(Stored entries)
++++
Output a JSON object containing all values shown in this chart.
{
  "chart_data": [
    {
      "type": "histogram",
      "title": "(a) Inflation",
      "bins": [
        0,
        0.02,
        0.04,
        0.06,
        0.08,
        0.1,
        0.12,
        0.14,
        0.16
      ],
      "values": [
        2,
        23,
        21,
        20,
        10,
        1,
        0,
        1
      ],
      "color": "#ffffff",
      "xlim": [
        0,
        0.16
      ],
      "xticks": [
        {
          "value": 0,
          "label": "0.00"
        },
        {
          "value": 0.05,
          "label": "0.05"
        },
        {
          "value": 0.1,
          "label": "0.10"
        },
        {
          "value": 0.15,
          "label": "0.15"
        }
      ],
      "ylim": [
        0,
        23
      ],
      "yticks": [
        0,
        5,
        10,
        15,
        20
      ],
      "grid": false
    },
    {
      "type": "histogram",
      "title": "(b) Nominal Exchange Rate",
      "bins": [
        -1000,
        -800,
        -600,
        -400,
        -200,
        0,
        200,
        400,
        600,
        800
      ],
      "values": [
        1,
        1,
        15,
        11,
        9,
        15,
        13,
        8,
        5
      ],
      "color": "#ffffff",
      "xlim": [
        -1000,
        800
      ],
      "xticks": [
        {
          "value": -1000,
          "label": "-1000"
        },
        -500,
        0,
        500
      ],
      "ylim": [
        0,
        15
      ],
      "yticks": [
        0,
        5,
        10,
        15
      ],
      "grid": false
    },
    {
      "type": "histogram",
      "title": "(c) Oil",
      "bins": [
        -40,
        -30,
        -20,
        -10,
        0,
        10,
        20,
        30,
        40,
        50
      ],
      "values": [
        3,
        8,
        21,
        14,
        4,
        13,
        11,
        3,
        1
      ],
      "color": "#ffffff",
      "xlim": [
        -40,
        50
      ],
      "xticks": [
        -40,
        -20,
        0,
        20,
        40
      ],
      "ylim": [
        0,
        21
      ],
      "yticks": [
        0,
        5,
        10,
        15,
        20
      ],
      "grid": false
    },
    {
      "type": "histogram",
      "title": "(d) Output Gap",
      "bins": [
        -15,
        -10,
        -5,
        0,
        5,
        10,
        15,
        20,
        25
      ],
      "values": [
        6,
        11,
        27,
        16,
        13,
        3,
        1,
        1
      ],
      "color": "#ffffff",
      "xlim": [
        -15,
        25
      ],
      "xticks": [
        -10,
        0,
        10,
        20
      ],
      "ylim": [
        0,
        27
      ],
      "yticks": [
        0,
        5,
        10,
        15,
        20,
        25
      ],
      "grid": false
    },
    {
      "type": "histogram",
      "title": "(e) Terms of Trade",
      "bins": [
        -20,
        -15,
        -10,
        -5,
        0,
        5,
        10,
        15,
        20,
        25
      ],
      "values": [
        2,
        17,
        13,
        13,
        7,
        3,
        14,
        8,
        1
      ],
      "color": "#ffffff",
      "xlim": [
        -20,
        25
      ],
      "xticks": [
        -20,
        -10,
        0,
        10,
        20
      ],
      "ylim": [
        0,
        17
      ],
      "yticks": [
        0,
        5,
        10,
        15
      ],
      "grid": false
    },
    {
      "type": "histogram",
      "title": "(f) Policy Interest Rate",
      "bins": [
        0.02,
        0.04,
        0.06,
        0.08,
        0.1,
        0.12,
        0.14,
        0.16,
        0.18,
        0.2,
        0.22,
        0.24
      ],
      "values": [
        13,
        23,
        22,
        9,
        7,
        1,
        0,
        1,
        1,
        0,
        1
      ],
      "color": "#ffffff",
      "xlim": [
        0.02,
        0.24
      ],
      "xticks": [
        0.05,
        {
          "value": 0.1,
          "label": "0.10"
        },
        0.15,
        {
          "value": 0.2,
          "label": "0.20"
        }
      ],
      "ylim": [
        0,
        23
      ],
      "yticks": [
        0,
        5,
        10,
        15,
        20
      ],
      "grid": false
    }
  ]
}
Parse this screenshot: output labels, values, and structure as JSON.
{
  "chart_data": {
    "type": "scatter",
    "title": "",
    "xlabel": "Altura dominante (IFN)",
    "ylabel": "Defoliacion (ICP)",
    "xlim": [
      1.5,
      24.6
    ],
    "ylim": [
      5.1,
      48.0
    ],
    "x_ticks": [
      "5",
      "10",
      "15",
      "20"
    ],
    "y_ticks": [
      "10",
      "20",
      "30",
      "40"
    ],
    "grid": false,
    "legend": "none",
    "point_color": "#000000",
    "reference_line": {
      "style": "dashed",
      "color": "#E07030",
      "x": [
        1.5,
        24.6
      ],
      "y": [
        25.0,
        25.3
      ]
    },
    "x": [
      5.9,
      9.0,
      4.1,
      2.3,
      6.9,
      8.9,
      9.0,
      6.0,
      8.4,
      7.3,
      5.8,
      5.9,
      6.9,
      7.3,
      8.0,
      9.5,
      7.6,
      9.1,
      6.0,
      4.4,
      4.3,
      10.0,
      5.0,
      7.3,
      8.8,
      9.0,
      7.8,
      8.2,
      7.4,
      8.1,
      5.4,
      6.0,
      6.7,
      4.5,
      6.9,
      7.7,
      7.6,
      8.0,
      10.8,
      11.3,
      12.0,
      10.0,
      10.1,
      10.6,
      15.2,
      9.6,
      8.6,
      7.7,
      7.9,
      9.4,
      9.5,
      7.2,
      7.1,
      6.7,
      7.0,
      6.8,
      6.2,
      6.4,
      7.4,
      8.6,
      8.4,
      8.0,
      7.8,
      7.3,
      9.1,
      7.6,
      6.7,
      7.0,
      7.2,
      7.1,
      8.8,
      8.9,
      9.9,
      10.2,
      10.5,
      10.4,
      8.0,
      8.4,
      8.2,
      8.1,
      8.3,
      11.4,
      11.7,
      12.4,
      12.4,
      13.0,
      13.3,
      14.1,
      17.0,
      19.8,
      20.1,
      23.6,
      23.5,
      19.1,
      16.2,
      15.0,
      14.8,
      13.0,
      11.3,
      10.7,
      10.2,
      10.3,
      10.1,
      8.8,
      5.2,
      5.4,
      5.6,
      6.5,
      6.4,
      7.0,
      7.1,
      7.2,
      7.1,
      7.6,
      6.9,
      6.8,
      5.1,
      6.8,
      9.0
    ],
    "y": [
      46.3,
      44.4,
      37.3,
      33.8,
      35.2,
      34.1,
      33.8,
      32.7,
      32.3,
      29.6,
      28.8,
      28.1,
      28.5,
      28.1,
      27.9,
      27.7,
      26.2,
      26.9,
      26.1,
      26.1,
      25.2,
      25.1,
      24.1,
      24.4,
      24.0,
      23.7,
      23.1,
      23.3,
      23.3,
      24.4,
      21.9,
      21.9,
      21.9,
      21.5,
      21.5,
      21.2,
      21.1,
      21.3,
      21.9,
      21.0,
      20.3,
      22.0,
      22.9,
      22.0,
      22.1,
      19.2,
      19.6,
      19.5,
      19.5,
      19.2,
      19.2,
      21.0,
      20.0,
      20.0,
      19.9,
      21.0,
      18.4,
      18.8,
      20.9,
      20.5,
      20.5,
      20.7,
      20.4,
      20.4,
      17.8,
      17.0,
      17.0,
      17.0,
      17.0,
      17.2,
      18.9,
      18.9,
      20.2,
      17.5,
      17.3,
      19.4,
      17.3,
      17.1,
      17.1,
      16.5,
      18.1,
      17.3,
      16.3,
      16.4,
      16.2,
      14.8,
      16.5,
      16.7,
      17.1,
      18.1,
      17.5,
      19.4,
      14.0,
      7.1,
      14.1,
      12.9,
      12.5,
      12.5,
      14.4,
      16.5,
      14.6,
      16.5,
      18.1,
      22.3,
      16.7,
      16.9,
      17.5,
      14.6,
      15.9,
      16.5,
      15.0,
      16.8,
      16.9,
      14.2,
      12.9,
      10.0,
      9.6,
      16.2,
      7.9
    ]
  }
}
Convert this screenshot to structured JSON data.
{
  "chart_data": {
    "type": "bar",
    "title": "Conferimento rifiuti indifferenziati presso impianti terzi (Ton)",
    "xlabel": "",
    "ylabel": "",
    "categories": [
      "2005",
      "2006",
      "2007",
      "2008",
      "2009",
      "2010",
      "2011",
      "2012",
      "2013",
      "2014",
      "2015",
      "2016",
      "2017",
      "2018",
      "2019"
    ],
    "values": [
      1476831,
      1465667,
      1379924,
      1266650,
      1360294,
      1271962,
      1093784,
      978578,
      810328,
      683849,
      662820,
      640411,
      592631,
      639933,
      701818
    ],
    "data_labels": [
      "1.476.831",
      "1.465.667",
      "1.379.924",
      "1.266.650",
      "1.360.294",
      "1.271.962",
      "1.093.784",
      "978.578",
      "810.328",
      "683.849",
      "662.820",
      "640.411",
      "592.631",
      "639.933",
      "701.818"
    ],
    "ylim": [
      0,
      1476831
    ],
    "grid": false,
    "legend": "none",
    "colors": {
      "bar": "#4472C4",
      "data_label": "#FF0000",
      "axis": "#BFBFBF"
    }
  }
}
++++
STATED GOAL: Isolate each line of the listing above that includes "JSON". Copy it.

TASK ANSWER:
Output a JSON object containing all values shown in this chart.
Parse this screenshot: output labels, values, and structure as JSON.
Convert this screenshot to structured JSON data.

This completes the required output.